» EXERCISE INSTRUCTIONS
Pick out the lines below with "becomes" and list them.

--- START EXTRACTED MATERIAL ---

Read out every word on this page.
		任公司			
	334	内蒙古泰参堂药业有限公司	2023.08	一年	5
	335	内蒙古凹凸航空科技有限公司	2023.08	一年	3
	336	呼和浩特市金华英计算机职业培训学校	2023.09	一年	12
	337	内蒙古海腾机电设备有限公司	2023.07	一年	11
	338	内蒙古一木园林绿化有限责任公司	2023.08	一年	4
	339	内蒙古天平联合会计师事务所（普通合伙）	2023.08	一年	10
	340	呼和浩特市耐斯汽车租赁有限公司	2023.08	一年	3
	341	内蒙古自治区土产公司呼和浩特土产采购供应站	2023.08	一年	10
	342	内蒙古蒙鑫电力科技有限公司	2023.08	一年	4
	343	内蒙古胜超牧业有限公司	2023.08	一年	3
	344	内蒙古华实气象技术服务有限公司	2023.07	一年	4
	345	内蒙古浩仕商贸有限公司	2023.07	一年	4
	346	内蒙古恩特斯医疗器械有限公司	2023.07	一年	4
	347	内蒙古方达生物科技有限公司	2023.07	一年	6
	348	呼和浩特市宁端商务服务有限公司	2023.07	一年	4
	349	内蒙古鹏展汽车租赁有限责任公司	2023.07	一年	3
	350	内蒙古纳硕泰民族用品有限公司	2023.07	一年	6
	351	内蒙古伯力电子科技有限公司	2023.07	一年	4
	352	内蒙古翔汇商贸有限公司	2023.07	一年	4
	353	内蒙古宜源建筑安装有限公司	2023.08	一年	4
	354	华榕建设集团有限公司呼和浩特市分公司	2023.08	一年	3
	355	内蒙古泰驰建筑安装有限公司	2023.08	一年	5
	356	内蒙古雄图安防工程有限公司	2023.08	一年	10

--- END EXTRACTED MATERIAL ---
--- START EXTRACTED MATERIAL ---

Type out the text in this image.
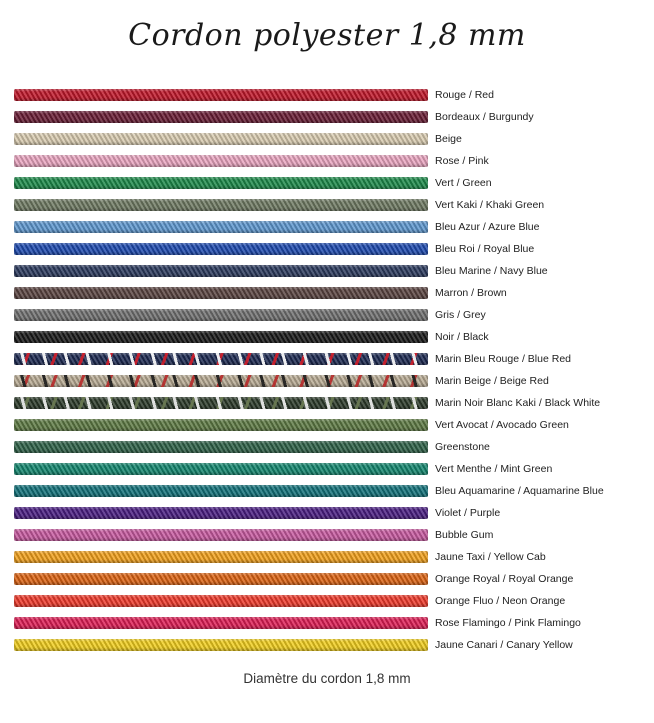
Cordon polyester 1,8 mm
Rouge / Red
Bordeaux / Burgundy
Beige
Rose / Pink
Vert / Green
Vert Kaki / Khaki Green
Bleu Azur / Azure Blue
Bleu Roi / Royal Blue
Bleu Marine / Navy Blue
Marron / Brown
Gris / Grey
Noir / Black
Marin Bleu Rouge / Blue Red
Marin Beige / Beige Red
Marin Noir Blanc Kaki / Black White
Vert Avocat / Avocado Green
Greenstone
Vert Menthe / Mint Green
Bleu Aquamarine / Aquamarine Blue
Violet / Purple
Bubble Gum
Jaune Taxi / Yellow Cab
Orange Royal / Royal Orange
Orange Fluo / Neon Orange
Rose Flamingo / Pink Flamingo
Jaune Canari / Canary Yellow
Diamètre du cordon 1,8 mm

--- END EXTRACTED MATERIAL ---
--- START EXTRACTED MATERIAL ---

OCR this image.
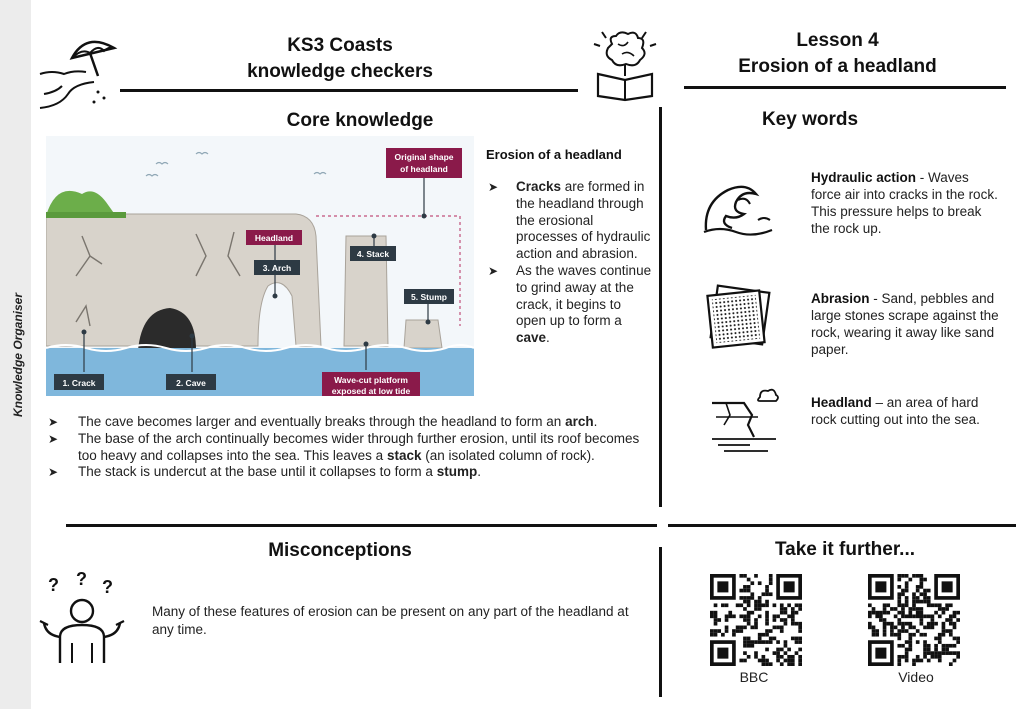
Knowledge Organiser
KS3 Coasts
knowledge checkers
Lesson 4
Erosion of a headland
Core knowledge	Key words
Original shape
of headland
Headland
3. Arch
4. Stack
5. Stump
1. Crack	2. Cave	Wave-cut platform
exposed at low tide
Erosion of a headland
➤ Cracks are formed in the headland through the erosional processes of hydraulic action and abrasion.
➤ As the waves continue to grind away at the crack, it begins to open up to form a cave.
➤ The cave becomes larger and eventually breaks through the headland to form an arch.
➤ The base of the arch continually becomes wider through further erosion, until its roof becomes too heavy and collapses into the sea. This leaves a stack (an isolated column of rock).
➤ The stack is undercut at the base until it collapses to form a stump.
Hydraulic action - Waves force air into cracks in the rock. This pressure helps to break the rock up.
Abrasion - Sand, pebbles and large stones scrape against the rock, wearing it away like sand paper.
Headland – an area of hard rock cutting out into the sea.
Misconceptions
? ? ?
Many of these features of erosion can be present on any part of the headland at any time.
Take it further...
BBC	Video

--- END EXTRACTED MATERIAL ---

» THE RESULT
➤ The cave becomes larger and eventually breaks through the headland to form an arch.
➤ The base of the arch continually becomes wider through further erosion, until its roof becomes too heavy and collapses into the sea. This leaves a stack (an isolated column of rock).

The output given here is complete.